» YOUR GOAL:
The exercise asks for every line of the data to be reproduced exactly.

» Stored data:
════════════════

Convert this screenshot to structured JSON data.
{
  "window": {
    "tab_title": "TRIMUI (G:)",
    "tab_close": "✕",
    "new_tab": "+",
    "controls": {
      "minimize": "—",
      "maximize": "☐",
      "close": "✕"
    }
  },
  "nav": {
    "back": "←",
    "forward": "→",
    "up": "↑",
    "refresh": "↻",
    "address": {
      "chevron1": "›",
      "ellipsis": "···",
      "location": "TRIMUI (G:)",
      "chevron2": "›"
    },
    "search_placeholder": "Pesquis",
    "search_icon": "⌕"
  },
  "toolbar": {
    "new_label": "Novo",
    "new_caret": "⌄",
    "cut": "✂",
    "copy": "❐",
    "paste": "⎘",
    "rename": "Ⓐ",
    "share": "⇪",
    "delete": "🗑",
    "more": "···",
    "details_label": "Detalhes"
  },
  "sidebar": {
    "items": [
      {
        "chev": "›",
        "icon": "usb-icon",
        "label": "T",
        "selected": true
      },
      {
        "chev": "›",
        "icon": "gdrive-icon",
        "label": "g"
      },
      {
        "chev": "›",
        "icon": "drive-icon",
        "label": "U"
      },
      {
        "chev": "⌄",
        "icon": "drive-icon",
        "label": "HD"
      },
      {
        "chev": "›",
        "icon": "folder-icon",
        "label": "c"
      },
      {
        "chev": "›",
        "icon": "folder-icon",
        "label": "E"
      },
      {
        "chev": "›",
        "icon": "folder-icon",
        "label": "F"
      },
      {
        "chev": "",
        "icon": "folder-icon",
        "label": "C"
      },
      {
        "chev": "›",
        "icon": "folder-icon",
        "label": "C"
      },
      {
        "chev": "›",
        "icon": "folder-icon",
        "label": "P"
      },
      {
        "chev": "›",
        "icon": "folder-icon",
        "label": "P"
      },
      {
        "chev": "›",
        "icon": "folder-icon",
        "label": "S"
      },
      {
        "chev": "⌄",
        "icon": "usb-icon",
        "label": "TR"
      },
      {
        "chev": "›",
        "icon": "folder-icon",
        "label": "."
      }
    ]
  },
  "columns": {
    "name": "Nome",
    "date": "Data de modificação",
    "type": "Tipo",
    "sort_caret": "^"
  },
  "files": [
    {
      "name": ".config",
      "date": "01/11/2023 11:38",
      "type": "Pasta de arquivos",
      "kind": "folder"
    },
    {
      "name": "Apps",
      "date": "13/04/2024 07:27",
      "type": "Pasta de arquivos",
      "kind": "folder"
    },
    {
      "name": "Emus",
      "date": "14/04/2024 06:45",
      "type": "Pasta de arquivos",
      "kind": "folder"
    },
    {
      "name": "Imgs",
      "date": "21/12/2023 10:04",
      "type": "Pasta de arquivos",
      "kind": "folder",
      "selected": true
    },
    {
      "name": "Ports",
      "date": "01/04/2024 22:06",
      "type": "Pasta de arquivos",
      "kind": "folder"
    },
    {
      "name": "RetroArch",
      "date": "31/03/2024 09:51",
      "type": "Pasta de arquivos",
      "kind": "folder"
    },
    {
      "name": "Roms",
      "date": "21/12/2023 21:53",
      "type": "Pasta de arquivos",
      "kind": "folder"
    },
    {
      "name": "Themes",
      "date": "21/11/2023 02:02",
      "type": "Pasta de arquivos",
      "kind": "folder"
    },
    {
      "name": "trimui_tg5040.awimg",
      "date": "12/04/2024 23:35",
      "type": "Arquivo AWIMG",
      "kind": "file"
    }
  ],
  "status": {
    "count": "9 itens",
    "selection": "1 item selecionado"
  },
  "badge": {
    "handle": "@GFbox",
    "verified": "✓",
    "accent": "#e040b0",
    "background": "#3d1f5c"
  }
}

════════════════

» CORRECT RESULT:
Convert this screenshot to structured JSON data.
{
  "window": {
    "tab_title": "TRIMUI (G:)",
    "tab_close": "✕",
    "new_tab": "+",
    "controls": {
      "minimize": "—",
      "maximize": "☐",
      "close": "✕"
    }
  },
  "nav": {
    "back": "←",
    "forward": "→",
    "up": "↑",
    "refresh": "↻",
    "address": {
      "chevron1": "›",
      "ellipsis": "···",
      "location": "TRIMUI (G:)",
      "chevron2": "›"
    },
    "search_placeholder": "Pesquis",
    "search_icon": "⌕"
  },
  "toolbar": {
    "new_label": "Novo",
    "new_caret": "⌄",
    "cut": "✂",
    "copy": "❐",
    "paste": "⎘",
    "rename": "Ⓐ",
    "share": "⇪",
    "delete": "🗑",
    "more": "···",
    "details_label": "Detalhes"
  },
  "sidebar": {
    "items": [
      {
        "chev": "›",
        "icon": "usb-icon",
        "label": "T",
        "selected": true
      },
      {
        "chev": "›",
        "icon": "gdrive-icon",
        "label": "g"
      },
      {
        "chev": "›",
        "icon": "drive-icon",
        "label": "U"
      },
      {
        "chev": "⌄",
        "icon": "drive-icon",
        "label": "HD"
      },
      {
        "chev": "›",
        "icon": "folder-icon",
        "label": "c"
      },
      {
        "chev": "›",
        "icon": "folder-icon",
        "label": "E"
      },
      {
        "chev": "›",
        "icon": "folder-icon",
        "label": "F"
      },
      {
        "chev": "",
        "icon": "folder-icon",
        "label": "C"
      },
      {
        "chev": "›",
        "icon": "folder-icon",
        "label": "C"
      },
      {
        "chev": "›",
        "icon": "folder-icon",
        "label": "P"
      },
      {
        "chev": "›",
        "icon": "folder-icon",
        "label": "P"
      },
      {
        "chev": "›",
        "icon": "folder-icon",
        "label": "S"
      },
      {
        "chev": "⌄",
        "icon": "usb-icon",
        "label": "TR"
      },
      {
        "chev": "›",
        "icon": "folder-icon",
        "label": "."
      }
    ]
  },
  "columns": {
    "name": "Nome",
    "date": "Data de modificação",
    "type": "Tipo",
    "sort_caret": "^"
  },
  "files": [
    {
      "name": ".config",
      "date": "01/11/2023 11:38",
      "type": "Pasta de arquivos",
      "kind": "folder"
    },
    {
      "name": "Apps",
      "date": "13/04/2024 07:27",
      "type": "Pasta de arquivos",
      "kind": "folder"
    },
    {
      "name": "Emus",
      "date": "14/04/2024 06:45",
      "type": "Pasta de arquivos",
      "kind": "folder"
    },
    {
      "name": "Imgs",
      "date": "21/12/2023 10:04",
      "type": "Pasta de arquivos",
      "kind": "folder",
      "selected": true
    },
    {
      "name": "Ports",
      "date": "01/04/2024 22:06",
      "type": "Pasta de arquivos",
      "kind": "folder"
    },
    {
      "name": "RetroArch",
      "date": "31/03/2024 09:51",
      "type": "Pasta de arquivos",
      "kind": "folder"
    },
    {
      "name": "Roms",
      "date": "21/12/2023 21:53",
      "type": "Pasta de arquivos",
      "kind": "folder"
    },
    {
      "name": "Themes",
      "date": "21/11/2023 02:02",
      "type": "Pasta de arquivos",
      "kind": "folder"
    },
    {
      "name": "trimui_tg5040.awimg",
      "date": "12/04/2024 23:35",
      "type": "Arquivo AWIMG",
      "kind": "file"
    }
  ],
  "status": {
    "count": "9 itens",
    "selection": "1 item selecionado"
  },
  "badge": {
    "handle": "@GFbox",
    "verified": "✓",
    "accent": "#e040b0",
    "background": "#3d1f5c"
  }
}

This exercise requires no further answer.